GIVEN ENTRIES:
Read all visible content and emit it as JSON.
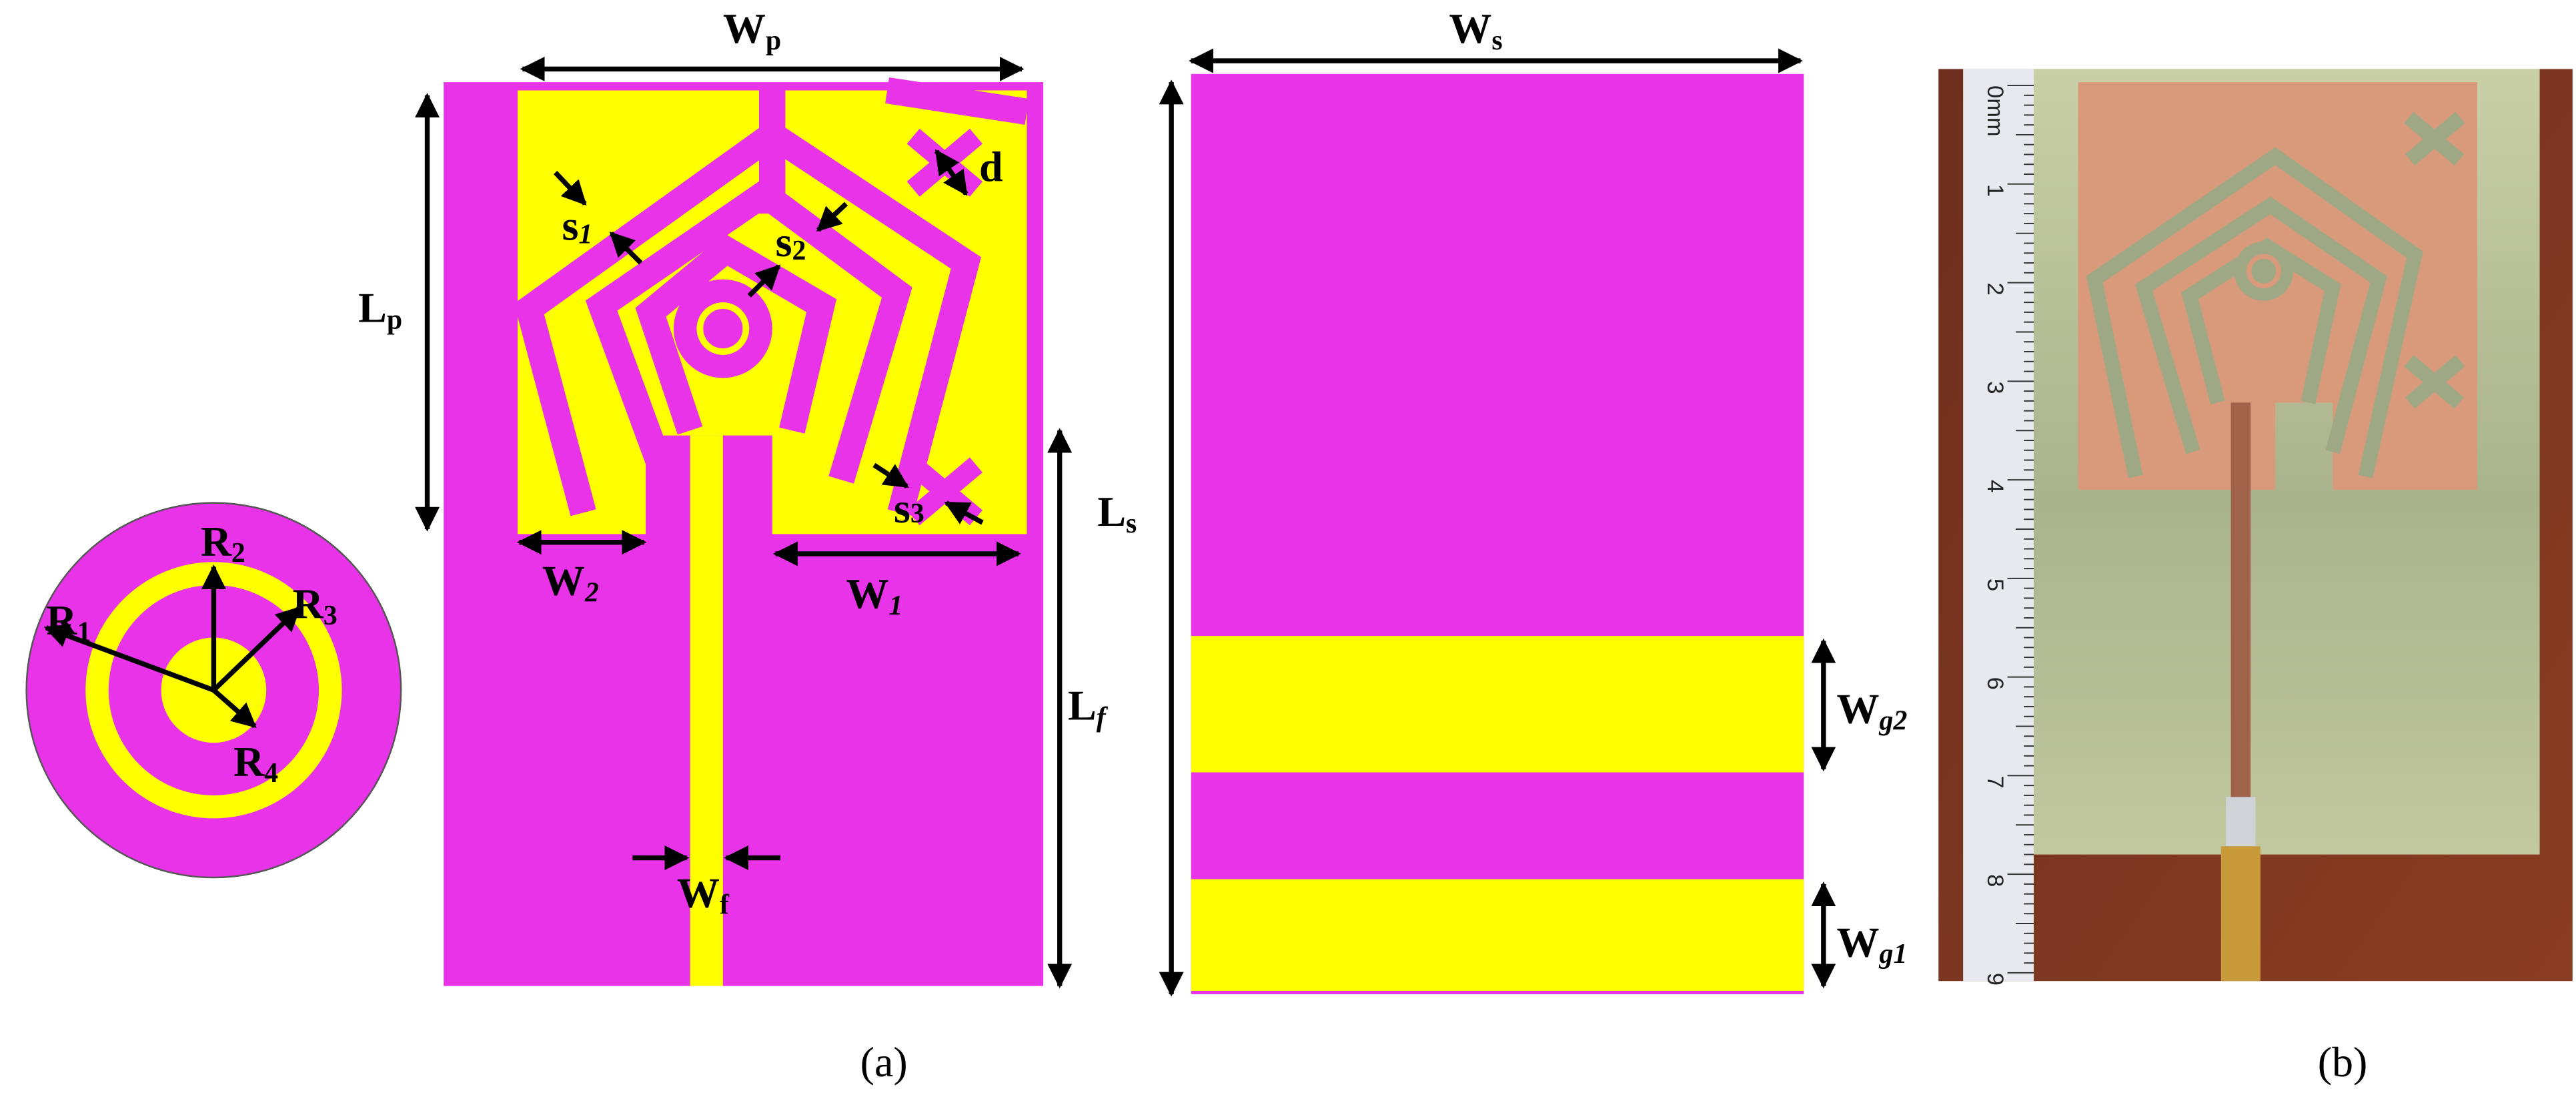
{
  "figure": {
    "panel_a_label": "(a)",
    "panel_b_label": "(b)",
    "dimensions": {
      "wp": {
        "base": "W",
        "sub": "p"
      },
      "ws": {
        "base": "W",
        "sub": "s"
      },
      "lp": {
        "base": "L",
        "sub": "p"
      },
      "ls": {
        "base": "L",
        "sub": "s"
      },
      "lf": {
        "base": "L",
        "sub": "f"
      },
      "w2": {
        "base": "W",
        "sub": "2"
      },
      "w1": {
        "base": "W",
        "sub": "1"
      },
      "wf": {
        "base": "W",
        "sub": "f"
      },
      "wg2": {
        "base": "W",
        "sub": "g2"
      },
      "wg1": {
        "base": "W",
        "sub": "g1"
      },
      "s1": {
        "base": "s",
        "sub": "1"
      },
      "s2": {
        "base": "s",
        "sub": "2"
      },
      "s3": {
        "base": "s",
        "sub": "3"
      },
      "d": {
        "base": "d"
      },
      "r1": {
        "base": "R",
        "sub": "1"
      },
      "r2": {
        "base": "R",
        "sub": "2"
      },
      "r3": {
        "base": "R",
        "sub": "3"
      },
      "r4": {
        "base": "R",
        "sub": "4"
      }
    },
    "ruler_marks": [
      "0mm",
      "1",
      "2",
      "3",
      "4",
      "5",
      "6",
      "7",
      "8",
      "9"
    ]
  }
}
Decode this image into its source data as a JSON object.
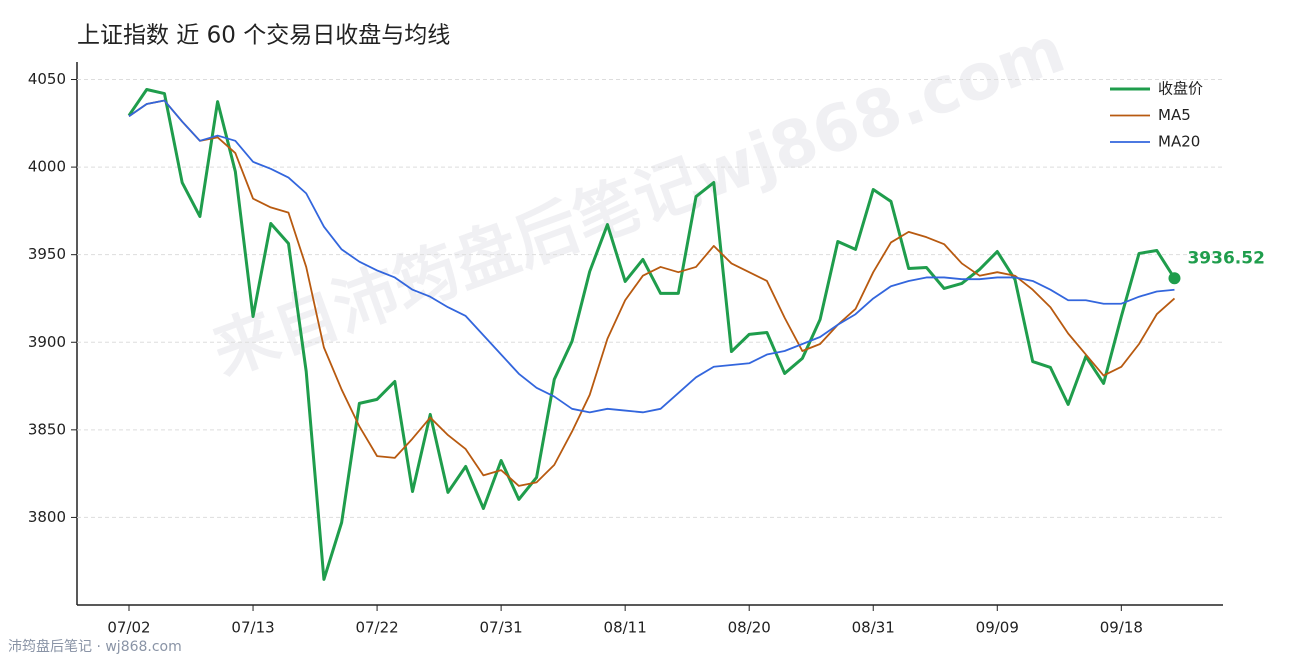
{
  "chart_data": {
    "type": "line",
    "title": "上证指数 近 60 个交易日收盘与均线",
    "watermark": "来自沛筠盘后笔记wj868.com",
    "footer": "沛筠盘后笔记 · wj868.com",
    "categories": [
      "07/02",
      null,
      null,
      null,
      null,
      null,
      null,
      "07/13",
      null,
      null,
      null,
      null,
      null,
      null,
      "07/22",
      null,
      null,
      null,
      null,
      null,
      null,
      "07/31",
      null,
      null,
      null,
      null,
      null,
      null,
      "08/11",
      null,
      null,
      null,
      null,
      null,
      null,
      "08/20",
      null,
      null,
      null,
      null,
      null,
      null,
      "08/31",
      null,
      null,
      null,
      null,
      null,
      null,
      "09/09",
      null,
      null,
      null,
      null,
      null,
      null,
      "09/18",
      null,
      null,
      null
    ],
    "series": [
      {
        "name": "收盘价",
        "color": "#1f9d4c",
        "width": 3,
        "values": [
          4029.5,
          4044.3,
          4042,
          3991.2,
          3971.8,
          4037.4,
          3997.5,
          3914.7,
          3967.8,
          3956.4,
          3883.3,
          3764.6,
          3797.1,
          3865.1,
          3867.4,
          3877.6,
          3814.8,
          3858.8,
          3814.3,
          3829.1,
          3805.1,
          3832.5,
          3810.3,
          3822.8,
          3878.8,
          3900.5,
          3940.4,
          3967.2,
          3934.7,
          3947.3,
          3927.9,
          3927.9,
          3983.2,
          3991.2,
          3894.7,
          3904.5,
          3905.6,
          3882.2,
          3890.8,
          3913,
          3957.5,
          3953,
          3987.2,
          3980.4,
          3942.1,
          3942.7,
          3930.7,
          3933.6,
          3941.6,
          3951.8,
          3935.8,
          3889,
          3885.6,
          3864.5,
          3891.9,
          3876.5,
          3914.7,
          3950.7,
          3952.4,
          3936.52
        ]
      },
      {
        "name": "MA5",
        "color": "#b85a10",
        "width": 1.8,
        "values": [
          4029,
          4036,
          4038,
          4026,
          4015,
          4017,
          4008,
          3982,
          3977,
          3974,
          3943,
          3897,
          3873,
          3852,
          3835,
          3834,
          3845,
          3857,
          3847,
          3839,
          3824,
          3827,
          3818,
          3820,
          3830,
          3849,
          3870,
          3902,
          3924,
          3938,
          3943,
          3940,
          3943,
          3955,
          3945,
          3940,
          3935,
          3914,
          3895,
          3899,
          3910,
          3919,
          3940,
          3957,
          3963,
          3960,
          3956,
          3945,
          3938,
          3940,
          3938,
          3930,
          3920,
          3905,
          3893,
          3881,
          3886,
          3899,
          3916,
          3925
        ]
      },
      {
        "name": "MA20",
        "color": "#3366dd",
        "width": 1.8,
        "values": [
          4029,
          4036,
          4038,
          4026,
          4015,
          4018,
          4015,
          4003,
          3999,
          3994,
          3985,
          3966,
          3953,
          3946,
          3941,
          3937,
          3930,
          3926,
          3920,
          3915,
          3904,
          3893,
          3882,
          3874,
          3869,
          3862,
          3860,
          3862,
          3861,
          3860,
          3862,
          3871,
          3880,
          3886,
          3887,
          3888,
          3893,
          3895,
          3899,
          3903,
          3910,
          3916,
          3925,
          3932,
          3935,
          3937,
          3937,
          3936,
          3936,
          3937,
          3937,
          3935,
          3930,
          3924,
          3924,
          3922,
          3922,
          3926,
          3929,
          3930
        ]
      }
    ],
    "ylim": [
      3750,
      4060
    ],
    "yticks": [
      3800,
      3850,
      3900,
      3950,
      4000,
      4050
    ],
    "grid": true,
    "legend": "upper right"
  }
}
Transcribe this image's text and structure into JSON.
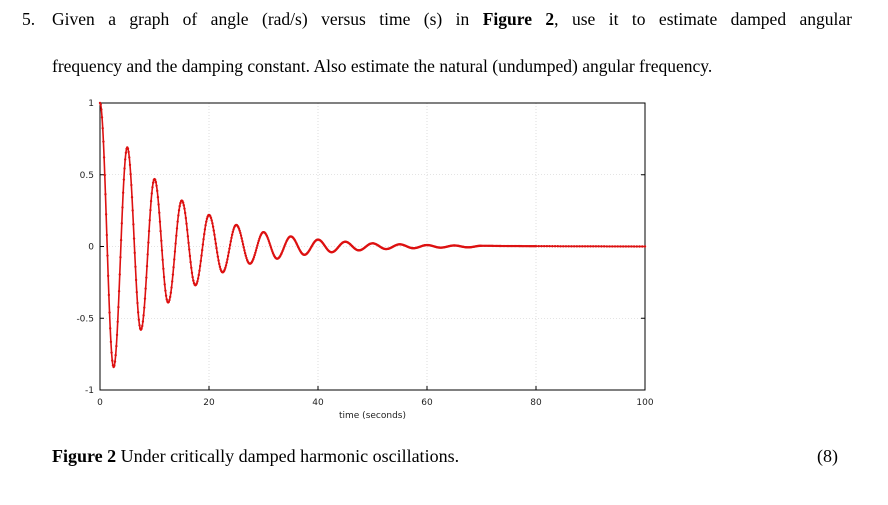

WHAT THE EXERCISE ASKS:
Write the records out again in full, exactly, and skip every picture.

OUTPUT FOR THIS TASK:
Read all visible content and emit it as JSON.
{
  "figure": {
    "panel_a_label": "(a)",
    "panel_b_label": "(b)",
    "dimensions": {
      "wp": {
        "base": "W",
        "sub": "p"
      },
      "ws": {
        "base": "W",
        "sub": "s"
      },
      "lp": {
        "base": "L",
        "sub": "p"
      },
      "ls": {
        "base": "L",
        "sub": "s"
      },
      "lf": {
        "base": "L",
        "sub": "f"
      },
      "w2": {
        "base": "W",
        "sub": "2"
      },
      "w1": {
        "base": "W",
        "sub": "1"
      },
      "wf": {
        "base": "W",
        "sub": "f"
      },
      "wg2": {
        "base": "W",
        "sub": "g2"
      },
      "wg1": {
        "base": "W",
        "sub": "g1"
      },
      "s1": {
        "base": "s",
        "sub": "1"
      },
      "s2": {
        "base": "s",
        "sub": "2"
      },
      "s3": {
        "base": "s",
        "sub": "3"
      },
      "d": {
        "base": "d"
      },
      "r1": {
        "base": "R",
        "sub": "1"
      },
      "r2": {
        "base": "R",
        "sub": "2"
      },
      "r3": {
        "base": "R",
        "sub": "3"
      },
      "r4": {
        "base": "R",
        "sub": "4"
      }
    },
    "ruler_marks": [
      "0mm",
      "1",
      "2",
      "3",
      "4",
      "5",
      "6",
      "7",
      "8",
      "9"
    ]
  }
}
Decode this image into its source data as a JSON object.
{
  "chart_data": {
    "type": "line",
    "title": "上证指数 近 60 个交易日收盘与均线",
    "watermark": "来自沛筠盘后笔记wj868.com",
    "footer": "沛筠盘后笔记 · wj868.com",
    "categories": [
      "07/02",
      null,
      null,
      null,
      null,
      null,
      null,
      "07/13",
      null,
      null,
      null,
      null,
      null,
      null,
      "07/22",
      null,
      null,
      null,
      null,
      null,
      null,
      "07/31",
      null,
      null,
      null,
      null,
      null,
      null,
      "08/11",
      null,
      null,
      null,
      null,
      null,
      null,
      "08/20",
      null,
      null,
      null,
      null,
      null,
      null,
      "08/31",
      null,
      null,
      null,
      null,
      null,
      null,
      "09/09",
      null,
      null,
      null,
      null,
      null,
      null,
      "09/18",
      null,
      null,
      null
    ],
    "series": [
      {
        "name": "收盘价",
        "color": "#1f9d4c",
        "width": 3,
        "values": [
          4029.5,
          4044.3,
          4042,
          3991.2,
          3971.8,
          4037.4,
          3997.5,
          3914.7,
          3967.8,
          3956.4,
          3883.3,
          3764.6,
          3797.1,
          3865.1,
          3867.4,
          3877.6,
          3814.8,
          3858.8,
          3814.3,
          3829.1,
          3805.1,
          3832.5,
          3810.3,
          3822.8,
          3878.8,
          3900.5,
          3940.4,
          3967.2,
          3934.7,
          3947.3,
          3927.9,
          3927.9,
          3983.2,
          3991.2,
          3894.7,
          3904.5,
          3905.6,
          3882.2,
          3890.8,
          3913,
          3957.5,
          3953,
          3987.2,
          3980.4,
          3942.1,
          3942.7,
          3930.7,
          3933.6,
          3941.6,
          3951.8,
          3935.8,
          3889,
          3885.6,
          3864.5,
          3891.9,
          3876.5,
          3914.7,
          3950.7,
          3952.4,
          3936.52
        ]
      },
      {
        "name": "MA5",
        "color": "#b85a10",
        "width": 1.8,
        "values": [
          4029,
          4036,
          4038,
          4026,
          4015,
          4017,
          4008,
          3982,
          3977,
          3974,
          3943,
          3897,
          3873,
          3852,
          3835,
          3834,
          3845,
          3857,
          3847,
          3839,
          3824,
          3827,
          3818,
          3820,
          3830,
          3849,
          3870,
          3902,
          3924,
          3938,
          3943,
          3940,
          3943,
          3955,
          3945,
          3940,
          3935,
          3914,
          3895,
          3899,
          3910,
          3919,
          3940,
          3957,
          3963,
          3960,
          3956,
          3945,
          3938,
          3940,
          3938,
          3930,
          3920,
          3905,
          3893,
          3881,
          3886,
          3899,
          3916,
          3925
        ]
      },
      {
        "name": "MA20",
        "color": "#3366dd",
        "width": 1.8,
        "values": [
          4029,
          4036,
          4038,
          4026,
          4015,
          4018,
          4015,
          4003,
          3999,
          3994,
          3985,
          3966,
          3953,
          3946,
          3941,
          3937,
          3930,
          3926,
          3920,
          3915,
          3904,
          3893,
          3882,
          3874,
          3869,
          3862,
          3860,
          3862,
          3861,
          3860,
          3862,
          3871,
          3880,
          3886,
          3887,
          3888,
          3893,
          3895,
          3899,
          3903,
          3910,
          3916,
          3925,
          3932,
          3935,
          3937,
          3937,
          3936,
          3936,
          3937,
          3937,
          3935,
          3930,
          3924,
          3924,
          3922,
          3922,
          3926,
          3929,
          3930
        ]
      }
    ],
    "ylim": [
      3750,
      4060
    ],
    "yticks": [
      3800,
      3850,
      3900,
      3950,
      4000,
      4050
    ],
    "grid": true,
    "legend": "upper right"
  }
}
Transcribe this image's text and structure into JSON.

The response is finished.